== Given data ==

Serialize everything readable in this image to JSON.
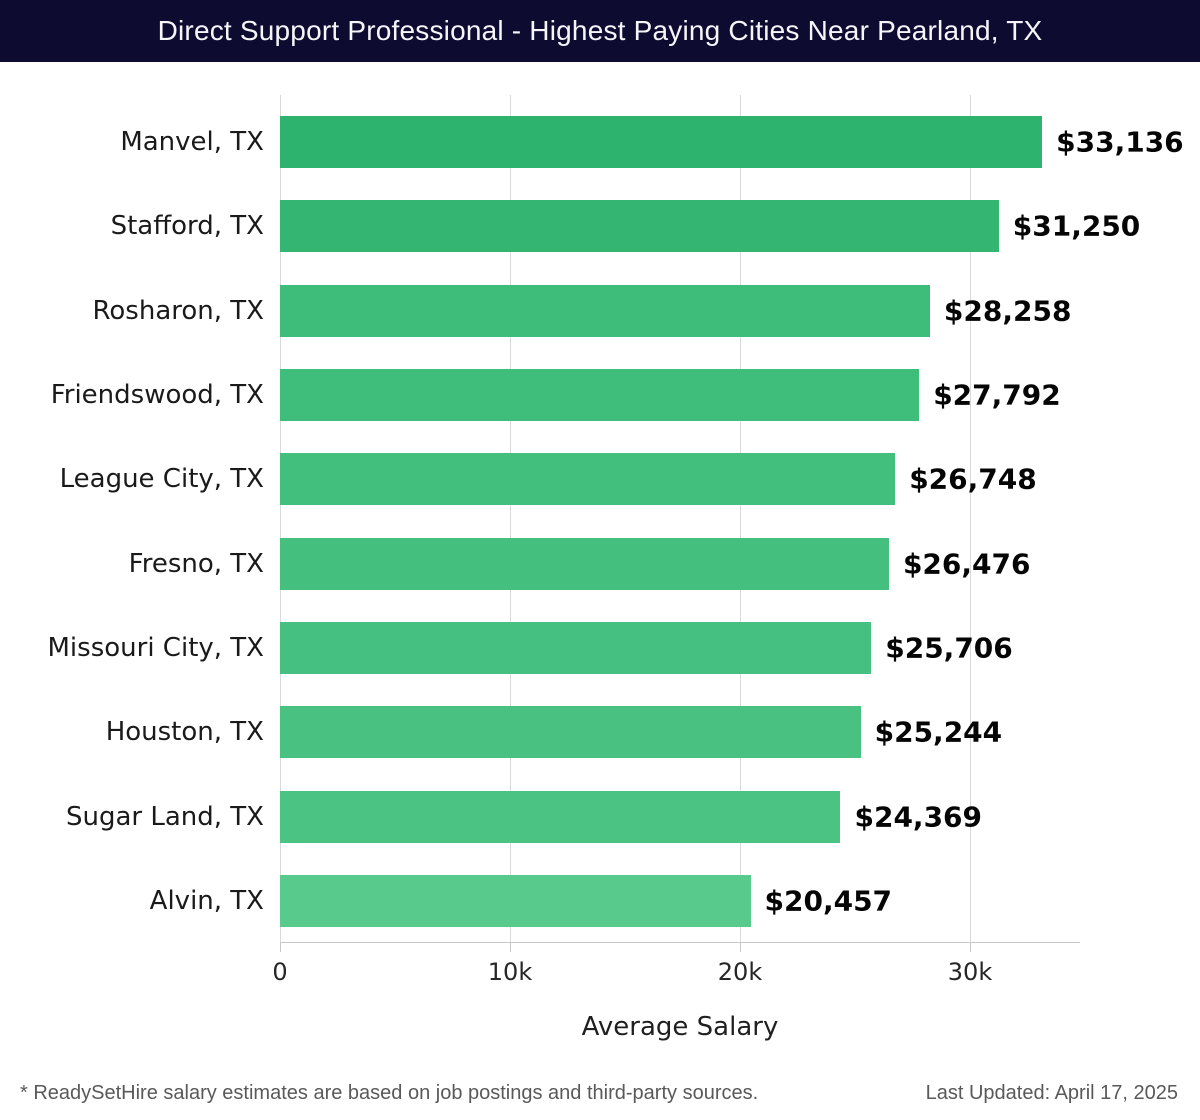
{
  "header": {
    "title": "Direct Support Professional - Highest Paying Cities Near Pearland, TX"
  },
  "chart_data": {
    "type": "bar",
    "orientation": "horizontal",
    "title": "Direct Support Professional - Highest Paying Cities Near Pearland, TX",
    "categories": [
      "Manvel, TX",
      "Stafford, TX",
      "Rosharon, TX",
      "Friendswood, TX",
      "League City, TX",
      "Fresno, TX",
      "Missouri City, TX",
      "Houston, TX",
      "Sugar Land, TX",
      "Alvin, TX"
    ],
    "values": [
      33136,
      31250,
      28258,
      27792,
      26748,
      26476,
      25706,
      25244,
      24369,
      20457
    ],
    "value_labels": [
      "$33,136",
      "$31,250",
      "$28,258",
      "$27,792",
      "$26,748",
      "$26,476",
      "$25,706",
      "$25,244",
      "$24,369",
      "$20,457"
    ],
    "bar_colors": [
      "#2eb36e",
      "#34b672",
      "#3ebc7a",
      "#3fbd7b",
      "#43bf7d",
      "#44bf7e",
      "#46c080",
      "#48c181",
      "#4ac383",
      "#57ca8c"
    ],
    "xlabel": "Average Salary",
    "ylabel": "",
    "xlim": [
      0,
      34800
    ],
    "x_ticks": [
      {
        "value": 0,
        "label": "0"
      },
      {
        "value": 10000,
        "label": "10k"
      },
      {
        "value": 20000,
        "label": "20k"
      },
      {
        "value": 30000,
        "label": "30k"
      }
    ],
    "grid": "vertical",
    "legend": "none"
  },
  "footer": {
    "note": "* ReadySetHire salary estimates are based on job postings and third-party sources.",
    "last_updated": "Last Updated: April 17, 2025"
  },
  "colors": {
    "header_bg": "#0d0b30",
    "header_text": "#f5f5fa",
    "gridline": "#d9d9d9",
    "axis_line": "#c9c9c9",
    "label_text": "#1a1a1a",
    "value_text": "#050505",
    "footer_text": "#595959"
  }
}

===

Repeat the records above exactly, leaving out the pictures.

Serialize everything readable in this image to JSON.
{
  "header": {
    "title": "Direct Support Professional - Highest Paying Cities Near Pearland, TX"
  },
  "chart_data": {
    "type": "bar",
    "orientation": "horizontal",
    "title": "Direct Support Professional - Highest Paying Cities Near Pearland, TX",
    "categories": [
      "Manvel, TX",
      "Stafford, TX",
      "Rosharon, TX",
      "Friendswood, TX",
      "League City, TX",
      "Fresno, TX",
      "Missouri City, TX",
      "Houston, TX",
      "Sugar Land, TX",
      "Alvin, TX"
    ],
    "values": [
      33136,
      31250,
      28258,
      27792,
      26748,
      26476,
      25706,
      25244,
      24369,
      20457
    ],
    "value_labels": [
      "$33,136",
      "$31,250",
      "$28,258",
      "$27,792",
      "$26,748",
      "$26,476",
      "$25,706",
      "$25,244",
      "$24,369",
      "$20,457"
    ],
    "bar_colors": [
      "#2eb36e",
      "#34b672",
      "#3ebc7a",
      "#3fbd7b",
      "#43bf7d",
      "#44bf7e",
      "#46c080",
      "#48c181",
      "#4ac383",
      "#57ca8c"
    ],
    "xlabel": "Average Salary",
    "ylabel": "",
    "xlim": [
      0,
      34800
    ],
    "x_ticks": [
      {
        "value": 0,
        "label": "0"
      },
      {
        "value": 10000,
        "label": "10k"
      },
      {
        "value": 20000,
        "label": "20k"
      },
      {
        "value": 30000,
        "label": "30k"
      }
    ],
    "grid": "vertical",
    "legend": "none"
  },
  "footer": {
    "note": "* ReadySetHire salary estimates are based on job postings and third-party sources.",
    "last_updated": "Last Updated: April 17, 2025"
  },
  "colors": {
    "header_bg": "#0d0b30",
    "header_text": "#f5f5fa",
    "gridline": "#d9d9d9",
    "axis_line": "#c9c9c9",
    "label_text": "#1a1a1a",
    "value_text": "#050505",
    "footer_text": "#595959"
  }
}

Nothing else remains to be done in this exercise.